* The task
Omit all images. Write out the rest of the material exactly.

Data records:
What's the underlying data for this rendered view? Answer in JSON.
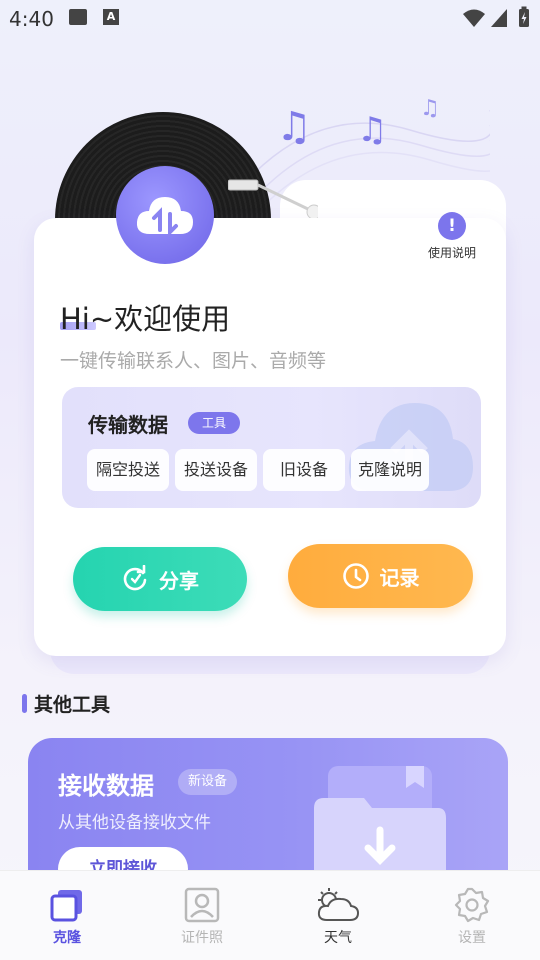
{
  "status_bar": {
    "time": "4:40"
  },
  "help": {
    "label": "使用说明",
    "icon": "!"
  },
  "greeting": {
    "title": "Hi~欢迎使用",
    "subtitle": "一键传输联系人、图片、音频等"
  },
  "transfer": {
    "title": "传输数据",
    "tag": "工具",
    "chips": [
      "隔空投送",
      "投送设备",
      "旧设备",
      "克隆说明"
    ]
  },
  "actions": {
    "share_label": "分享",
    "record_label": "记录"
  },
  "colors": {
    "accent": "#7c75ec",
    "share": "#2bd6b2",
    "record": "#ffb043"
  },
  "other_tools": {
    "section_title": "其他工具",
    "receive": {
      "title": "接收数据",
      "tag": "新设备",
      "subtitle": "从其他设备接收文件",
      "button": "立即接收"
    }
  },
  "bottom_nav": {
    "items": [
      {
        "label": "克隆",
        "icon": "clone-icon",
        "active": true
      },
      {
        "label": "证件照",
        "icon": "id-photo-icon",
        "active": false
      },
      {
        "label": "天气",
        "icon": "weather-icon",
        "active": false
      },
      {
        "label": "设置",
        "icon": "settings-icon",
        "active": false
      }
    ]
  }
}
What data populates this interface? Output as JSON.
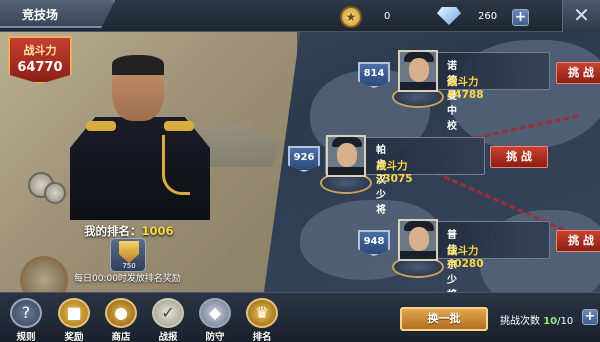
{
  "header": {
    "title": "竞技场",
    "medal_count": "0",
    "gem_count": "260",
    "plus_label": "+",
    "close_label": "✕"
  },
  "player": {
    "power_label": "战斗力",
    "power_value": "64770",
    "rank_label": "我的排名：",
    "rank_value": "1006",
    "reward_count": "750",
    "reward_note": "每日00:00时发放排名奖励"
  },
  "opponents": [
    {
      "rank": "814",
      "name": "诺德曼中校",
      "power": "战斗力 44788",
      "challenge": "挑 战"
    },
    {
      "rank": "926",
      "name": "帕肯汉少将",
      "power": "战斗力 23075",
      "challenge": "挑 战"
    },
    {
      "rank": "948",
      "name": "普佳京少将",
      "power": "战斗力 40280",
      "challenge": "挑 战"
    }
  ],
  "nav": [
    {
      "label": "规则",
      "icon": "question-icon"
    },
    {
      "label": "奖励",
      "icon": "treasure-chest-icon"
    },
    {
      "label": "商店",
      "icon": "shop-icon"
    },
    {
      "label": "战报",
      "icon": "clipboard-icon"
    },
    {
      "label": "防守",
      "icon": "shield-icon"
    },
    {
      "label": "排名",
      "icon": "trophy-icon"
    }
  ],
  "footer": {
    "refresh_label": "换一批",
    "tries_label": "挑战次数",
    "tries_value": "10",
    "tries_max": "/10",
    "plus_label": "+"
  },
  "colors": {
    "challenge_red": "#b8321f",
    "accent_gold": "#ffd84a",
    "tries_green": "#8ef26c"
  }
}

* Expected answer
What's the underlying data for this rendered view? Answer in JSON.
{
  "status_bar": {
    "time": "4:40"
  },
  "help": {
    "label": "使用说明",
    "icon": "!"
  },
  "greeting": {
    "title": "Hi~欢迎使用",
    "subtitle": "一键传输联系人、图片、音频等"
  },
  "transfer": {
    "title": "传输数据",
    "tag": "工具",
    "chips": [
      "隔空投送",
      "投送设备",
      "旧设备",
      "克隆说明"
    ]
  },
  "actions": {
    "share_label": "分享",
    "record_label": "记录"
  },
  "colors": {
    "accent": "#7c75ec",
    "share": "#2bd6b2",
    "record": "#ffb043"
  },
  "other_tools": {
    "section_title": "其他工具",
    "receive": {
      "title": "接收数据",
      "tag": "新设备",
      "subtitle": "从其他设备接收文件",
      "button": "立即接收"
    }
  },
  "bottom_nav": {
    "items": [
      {
        "label": "克隆",
        "icon": "clone-icon",
        "active": true
      },
      {
        "label": "证件照",
        "icon": "id-photo-icon",
        "active": false
      },
      {
        "label": "天气",
        "icon": "weather-icon",
        "active": false
      },
      {
        "label": "设置",
        "icon": "settings-icon",
        "active": false
      }
    ]
  }
}
What data populates this interface? Output as JSON.
{
  "header": {
    "title": "竞技场",
    "medal_count": "0",
    "gem_count": "260",
    "plus_label": "+",
    "close_label": "✕"
  },
  "player": {
    "power_label": "战斗力",
    "power_value": "64770",
    "rank_label": "我的排名：",
    "rank_value": "1006",
    "reward_count": "750",
    "reward_note": "每日00:00时发放排名奖励"
  },
  "opponents": [
    {
      "rank": "814",
      "name": "诺德曼中校",
      "power": "战斗力 44788",
      "challenge": "挑 战"
    },
    {
      "rank": "926",
      "name": "帕肯汉少将",
      "power": "战斗力 23075",
      "challenge": "挑 战"
    },
    {
      "rank": "948",
      "name": "普佳京少将",
      "power": "战斗力 40280",
      "challenge": "挑 战"
    }
  ],
  "nav": [
    {
      "label": "规则",
      "icon": "question-icon"
    },
    {
      "label": "奖励",
      "icon": "treasure-chest-icon"
    },
    {
      "label": "商店",
      "icon": "shop-icon"
    },
    {
      "label": "战报",
      "icon": "clipboard-icon"
    },
    {
      "label": "防守",
      "icon": "shield-icon"
    },
    {
      "label": "排名",
      "icon": "trophy-icon"
    }
  ],
  "footer": {
    "refresh_label": "换一批",
    "tries_label": "挑战次数",
    "tries_value": "10",
    "tries_max": "/10",
    "plus_label": "+"
  },
  "colors": {
    "challenge_red": "#b8321f",
    "accent_gold": "#ffd84a",
    "tries_green": "#8ef26c"
  }
}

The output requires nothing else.